%%

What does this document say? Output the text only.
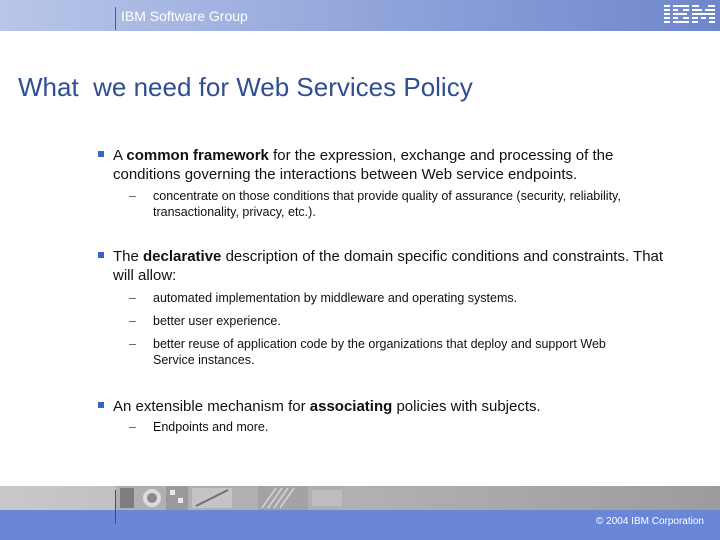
IBM Software Group
IBM
What  we need for Web Services Policy
A common framework for the expression, exchange and processing of the conditions governing the interactions between Web service endpoints.
– concentrate on those conditions that provide quality of assurance (security, reliability, transactionality, privacy, etc.).
The declarative description of the domain specific conditions and constraints. That will allow:
– automated implementation by middleware and operating systems.
– better user experience.
– better reuse of application code by the organizations that deploy and support Web Service instances.
An extensible mechanism for associating policies with subjects.
– Endpoints and more.
© 2004 IBM Corporation
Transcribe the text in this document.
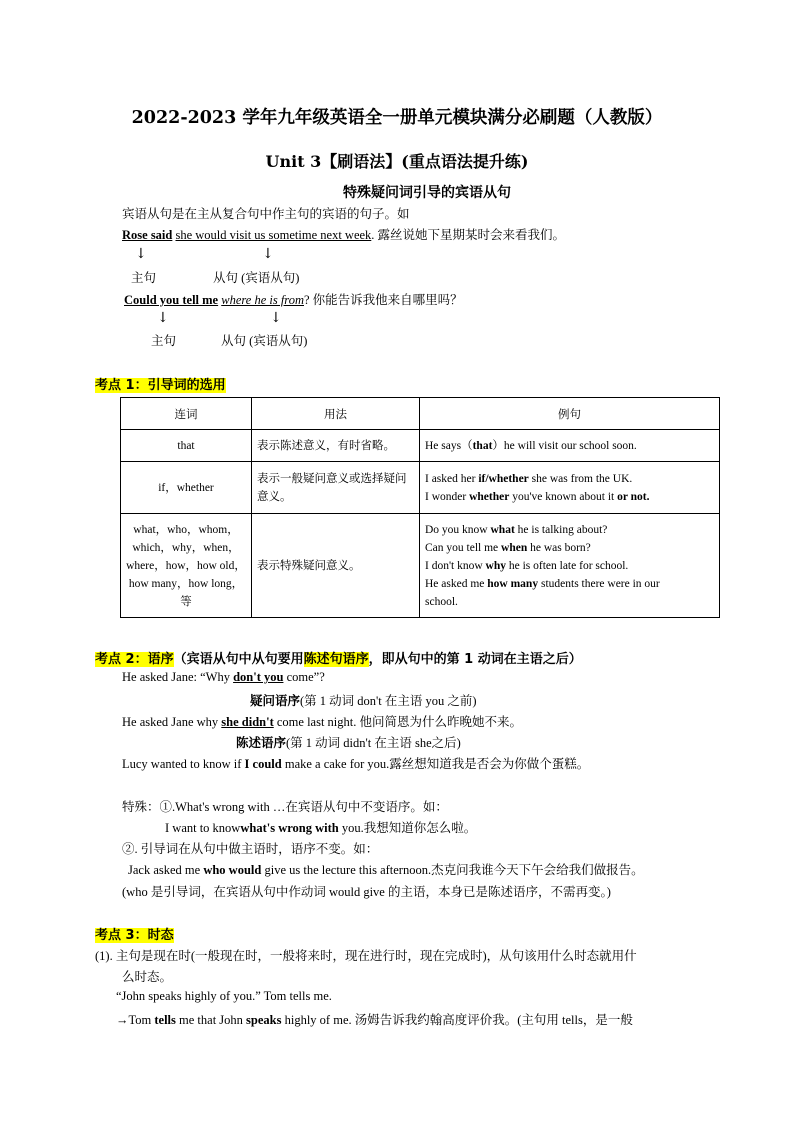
2022-2023 学年九年级英语全一册单元模块满分必刷题（人教版）
Unit 3【刷语法】(重点语法提升练)
特殊疑问词引导的宾语从句
宾语从句是在主从复合句中作主句的宾语的句子。如
Rose said she would visit us sometime next week. 露丝说她下星期某时会来看我们。
↓	↓
主句	从句 (宾语从句)
Could you tell me where he is from? 你能告诉我他来自哪里吗？
↓	↓
主句	从句 (宾语从句)
考点 1：引导词的选用
连词	用法	例句
that	表示陈述意义，有时省略。	He says（that）he will visit our school soon.
if，whether	表示一般疑问意义或选择疑问意义。	I asked her if/whether she was from the UK.
I wonder whether you've known about it or not.

what，who，whom，which，why，when，where，how，how old，how many，how long，等	表示特殊疑问意义。	Do you know what he is talking about?
Can you tell me when he was born?
I don't know why he is often late for school.
He asked me how many students there were in our
school.
考点 2：语序（宾语从句中从句要用陈述句语序，即从句中的第 1 动词在主语之后）
He asked Jane: “Why don't you come”?
疑问语序(第 1 动词 don't 在主语 you 之前)
He asked Jane why she didn't come last night. 他问简恩为什么昨晚她不来。
陈述语序(第 1 动词 didn't 在主语 she之后)
Lucy wanted to know if I could make a cake for you.露丝想知道我是否会为你做个蛋糕。
特殊：①.What's wrong with …在宾语从句中不变语序。如：
I want to knowwhat's wrong with you.我想知道你怎么啦。
②. 引导词在从句中做主语时，语序不变。如：
Jack asked me who would give us the lecture this afternoon.杰克问我谁今天下午会给我们做报告。
(who 是引导词，在宾语从句中作动词 would give 的主语，本身已是陈述语序，不需再变。)
考点 3：时态
(1). 主句是现在时(一般现在时，一般将来时，现在进行时，现在完成时)，从句该用什么时态就用什
么时态。
“John speaks highly of you.” Tom tells me.
→Tom tells me that John speaks highly of me. 汤姆告诉我约翰高度评价我。(主句用 tells，是一般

%%

[What is asked] Count how many lines include the string "John". Nothing but the number is needed.

[Answer in full] 2